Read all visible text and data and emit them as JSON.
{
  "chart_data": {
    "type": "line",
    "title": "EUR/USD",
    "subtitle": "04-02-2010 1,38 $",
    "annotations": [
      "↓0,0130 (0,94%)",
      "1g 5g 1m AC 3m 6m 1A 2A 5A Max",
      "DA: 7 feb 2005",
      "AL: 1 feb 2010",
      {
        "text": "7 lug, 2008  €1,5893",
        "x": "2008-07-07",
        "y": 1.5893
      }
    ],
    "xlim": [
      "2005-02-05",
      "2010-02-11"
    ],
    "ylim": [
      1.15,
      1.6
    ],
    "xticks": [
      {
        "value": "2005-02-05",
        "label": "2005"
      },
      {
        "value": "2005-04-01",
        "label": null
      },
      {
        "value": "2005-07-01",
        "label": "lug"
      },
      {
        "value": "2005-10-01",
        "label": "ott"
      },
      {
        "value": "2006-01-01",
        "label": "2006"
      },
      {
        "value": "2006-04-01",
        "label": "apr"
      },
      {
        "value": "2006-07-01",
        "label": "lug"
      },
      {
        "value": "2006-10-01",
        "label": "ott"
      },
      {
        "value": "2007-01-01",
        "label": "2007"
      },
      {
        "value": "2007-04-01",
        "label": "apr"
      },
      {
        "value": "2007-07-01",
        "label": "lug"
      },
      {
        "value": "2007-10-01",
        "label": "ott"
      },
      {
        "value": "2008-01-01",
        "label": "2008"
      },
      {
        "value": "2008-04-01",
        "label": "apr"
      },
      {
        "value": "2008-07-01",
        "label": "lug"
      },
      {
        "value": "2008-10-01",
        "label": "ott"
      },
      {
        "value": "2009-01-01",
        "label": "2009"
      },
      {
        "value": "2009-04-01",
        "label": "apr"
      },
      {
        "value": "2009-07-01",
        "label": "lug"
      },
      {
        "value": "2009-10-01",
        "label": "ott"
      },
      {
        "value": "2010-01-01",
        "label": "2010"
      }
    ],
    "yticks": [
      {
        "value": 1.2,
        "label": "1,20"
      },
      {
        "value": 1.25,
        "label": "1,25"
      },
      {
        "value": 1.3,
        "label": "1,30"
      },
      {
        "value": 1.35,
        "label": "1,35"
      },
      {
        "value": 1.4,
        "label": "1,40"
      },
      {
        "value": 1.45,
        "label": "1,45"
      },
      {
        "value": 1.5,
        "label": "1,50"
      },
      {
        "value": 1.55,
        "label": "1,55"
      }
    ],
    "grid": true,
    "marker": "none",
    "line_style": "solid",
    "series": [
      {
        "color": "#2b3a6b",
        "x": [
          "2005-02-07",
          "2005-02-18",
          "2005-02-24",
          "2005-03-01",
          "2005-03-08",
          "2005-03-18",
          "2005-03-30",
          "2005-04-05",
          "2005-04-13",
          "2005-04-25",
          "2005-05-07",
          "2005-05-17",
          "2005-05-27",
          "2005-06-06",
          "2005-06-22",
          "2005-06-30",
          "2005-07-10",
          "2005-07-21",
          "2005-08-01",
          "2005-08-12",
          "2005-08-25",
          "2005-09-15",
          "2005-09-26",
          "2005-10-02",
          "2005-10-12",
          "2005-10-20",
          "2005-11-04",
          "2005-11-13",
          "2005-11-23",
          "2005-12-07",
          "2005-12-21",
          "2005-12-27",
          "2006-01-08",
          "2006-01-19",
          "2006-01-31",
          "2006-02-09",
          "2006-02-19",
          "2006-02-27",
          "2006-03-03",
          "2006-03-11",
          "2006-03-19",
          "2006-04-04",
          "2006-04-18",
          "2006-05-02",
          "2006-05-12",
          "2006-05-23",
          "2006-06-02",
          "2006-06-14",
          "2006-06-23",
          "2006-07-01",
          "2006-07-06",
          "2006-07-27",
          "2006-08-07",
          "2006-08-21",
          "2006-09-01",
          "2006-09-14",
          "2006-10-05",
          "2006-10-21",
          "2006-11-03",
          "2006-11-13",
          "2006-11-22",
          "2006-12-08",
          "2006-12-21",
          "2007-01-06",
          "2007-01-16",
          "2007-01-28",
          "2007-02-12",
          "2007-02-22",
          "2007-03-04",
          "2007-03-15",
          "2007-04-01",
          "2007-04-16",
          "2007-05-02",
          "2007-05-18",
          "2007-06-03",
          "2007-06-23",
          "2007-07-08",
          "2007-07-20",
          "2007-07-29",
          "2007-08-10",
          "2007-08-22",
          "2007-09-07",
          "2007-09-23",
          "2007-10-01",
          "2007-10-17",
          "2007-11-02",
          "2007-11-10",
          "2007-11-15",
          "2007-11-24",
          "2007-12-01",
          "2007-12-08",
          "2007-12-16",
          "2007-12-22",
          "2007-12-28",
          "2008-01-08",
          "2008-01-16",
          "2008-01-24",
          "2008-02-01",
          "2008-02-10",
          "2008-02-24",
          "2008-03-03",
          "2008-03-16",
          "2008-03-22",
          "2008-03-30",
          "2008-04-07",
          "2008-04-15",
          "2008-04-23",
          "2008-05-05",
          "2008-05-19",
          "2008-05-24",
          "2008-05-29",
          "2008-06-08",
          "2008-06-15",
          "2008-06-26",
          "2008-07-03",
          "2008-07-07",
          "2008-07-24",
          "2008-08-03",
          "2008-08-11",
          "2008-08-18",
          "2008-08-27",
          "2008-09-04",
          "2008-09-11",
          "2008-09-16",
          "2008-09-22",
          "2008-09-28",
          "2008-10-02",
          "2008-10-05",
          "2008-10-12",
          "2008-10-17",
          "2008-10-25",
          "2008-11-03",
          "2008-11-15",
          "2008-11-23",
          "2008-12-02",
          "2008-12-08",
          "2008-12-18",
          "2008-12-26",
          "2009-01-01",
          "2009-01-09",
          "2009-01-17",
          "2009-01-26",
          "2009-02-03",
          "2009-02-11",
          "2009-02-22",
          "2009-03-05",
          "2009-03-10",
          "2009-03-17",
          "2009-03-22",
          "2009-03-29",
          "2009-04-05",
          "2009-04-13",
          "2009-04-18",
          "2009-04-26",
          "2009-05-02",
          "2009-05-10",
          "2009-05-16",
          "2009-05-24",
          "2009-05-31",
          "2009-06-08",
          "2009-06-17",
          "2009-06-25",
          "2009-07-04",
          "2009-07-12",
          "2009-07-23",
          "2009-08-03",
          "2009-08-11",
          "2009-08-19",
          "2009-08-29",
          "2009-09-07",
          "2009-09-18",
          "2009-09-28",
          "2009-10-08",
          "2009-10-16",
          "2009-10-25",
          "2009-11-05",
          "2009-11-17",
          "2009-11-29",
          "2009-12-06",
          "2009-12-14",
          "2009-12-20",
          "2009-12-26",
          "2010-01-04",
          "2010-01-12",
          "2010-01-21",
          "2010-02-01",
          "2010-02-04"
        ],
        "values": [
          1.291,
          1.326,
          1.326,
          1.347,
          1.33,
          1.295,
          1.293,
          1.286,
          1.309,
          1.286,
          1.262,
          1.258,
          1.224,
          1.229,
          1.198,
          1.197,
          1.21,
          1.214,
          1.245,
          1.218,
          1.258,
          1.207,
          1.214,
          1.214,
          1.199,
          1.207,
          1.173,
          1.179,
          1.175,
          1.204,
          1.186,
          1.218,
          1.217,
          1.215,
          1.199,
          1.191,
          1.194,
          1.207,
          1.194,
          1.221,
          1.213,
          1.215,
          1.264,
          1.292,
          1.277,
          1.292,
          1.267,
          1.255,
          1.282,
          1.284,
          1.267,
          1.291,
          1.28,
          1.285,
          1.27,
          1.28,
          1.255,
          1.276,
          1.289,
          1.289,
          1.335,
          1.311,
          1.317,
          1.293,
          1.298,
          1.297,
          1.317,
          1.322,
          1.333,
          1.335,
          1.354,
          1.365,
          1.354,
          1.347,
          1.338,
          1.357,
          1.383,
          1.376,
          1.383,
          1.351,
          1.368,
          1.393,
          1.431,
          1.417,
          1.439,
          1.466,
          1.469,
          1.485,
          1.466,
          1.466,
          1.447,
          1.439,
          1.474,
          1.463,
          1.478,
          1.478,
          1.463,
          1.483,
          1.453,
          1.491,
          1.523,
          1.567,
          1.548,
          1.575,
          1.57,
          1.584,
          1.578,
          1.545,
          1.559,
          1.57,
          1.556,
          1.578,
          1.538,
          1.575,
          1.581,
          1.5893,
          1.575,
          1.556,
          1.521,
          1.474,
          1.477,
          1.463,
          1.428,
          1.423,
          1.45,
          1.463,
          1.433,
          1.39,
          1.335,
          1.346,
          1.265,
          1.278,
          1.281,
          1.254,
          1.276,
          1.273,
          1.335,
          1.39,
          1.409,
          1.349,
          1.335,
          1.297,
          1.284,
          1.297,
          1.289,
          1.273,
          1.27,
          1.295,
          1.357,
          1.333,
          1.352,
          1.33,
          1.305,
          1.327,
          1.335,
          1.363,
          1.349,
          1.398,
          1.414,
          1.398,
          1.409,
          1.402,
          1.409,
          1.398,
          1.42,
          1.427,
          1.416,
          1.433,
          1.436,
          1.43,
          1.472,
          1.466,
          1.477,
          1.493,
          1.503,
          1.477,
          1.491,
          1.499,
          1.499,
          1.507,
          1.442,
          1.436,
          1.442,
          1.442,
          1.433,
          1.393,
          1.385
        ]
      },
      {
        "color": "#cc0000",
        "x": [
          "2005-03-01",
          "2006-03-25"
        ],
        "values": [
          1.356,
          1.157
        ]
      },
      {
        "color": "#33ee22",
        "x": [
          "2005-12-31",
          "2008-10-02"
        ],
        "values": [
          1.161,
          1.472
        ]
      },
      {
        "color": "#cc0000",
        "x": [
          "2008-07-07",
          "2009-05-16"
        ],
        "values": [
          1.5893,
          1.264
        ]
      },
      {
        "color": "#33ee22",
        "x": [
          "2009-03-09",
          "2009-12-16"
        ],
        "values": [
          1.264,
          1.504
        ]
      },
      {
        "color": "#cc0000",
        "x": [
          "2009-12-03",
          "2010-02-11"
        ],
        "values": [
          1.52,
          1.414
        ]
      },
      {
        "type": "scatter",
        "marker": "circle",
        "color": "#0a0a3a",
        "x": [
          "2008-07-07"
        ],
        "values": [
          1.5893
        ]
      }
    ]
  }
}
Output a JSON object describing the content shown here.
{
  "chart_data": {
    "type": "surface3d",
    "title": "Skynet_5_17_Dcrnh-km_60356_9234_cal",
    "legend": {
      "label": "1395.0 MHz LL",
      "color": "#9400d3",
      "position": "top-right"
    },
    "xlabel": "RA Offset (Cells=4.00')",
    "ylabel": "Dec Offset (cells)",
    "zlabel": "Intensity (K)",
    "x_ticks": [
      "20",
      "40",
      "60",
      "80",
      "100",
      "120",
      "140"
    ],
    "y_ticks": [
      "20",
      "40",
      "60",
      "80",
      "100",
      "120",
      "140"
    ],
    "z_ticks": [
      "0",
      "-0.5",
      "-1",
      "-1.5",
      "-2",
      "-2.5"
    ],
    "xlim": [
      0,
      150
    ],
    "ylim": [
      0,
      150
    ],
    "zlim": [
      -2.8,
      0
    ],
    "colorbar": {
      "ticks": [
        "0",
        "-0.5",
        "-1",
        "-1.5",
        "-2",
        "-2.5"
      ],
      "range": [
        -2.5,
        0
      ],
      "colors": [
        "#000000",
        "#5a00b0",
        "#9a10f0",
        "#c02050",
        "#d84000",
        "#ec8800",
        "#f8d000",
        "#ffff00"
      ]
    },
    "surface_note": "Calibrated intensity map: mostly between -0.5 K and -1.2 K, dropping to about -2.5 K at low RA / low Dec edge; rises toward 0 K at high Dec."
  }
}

- **Task description**: Count every line in the preceding entries where the string "text" appears, then state only the total.

- **Written answer**: 2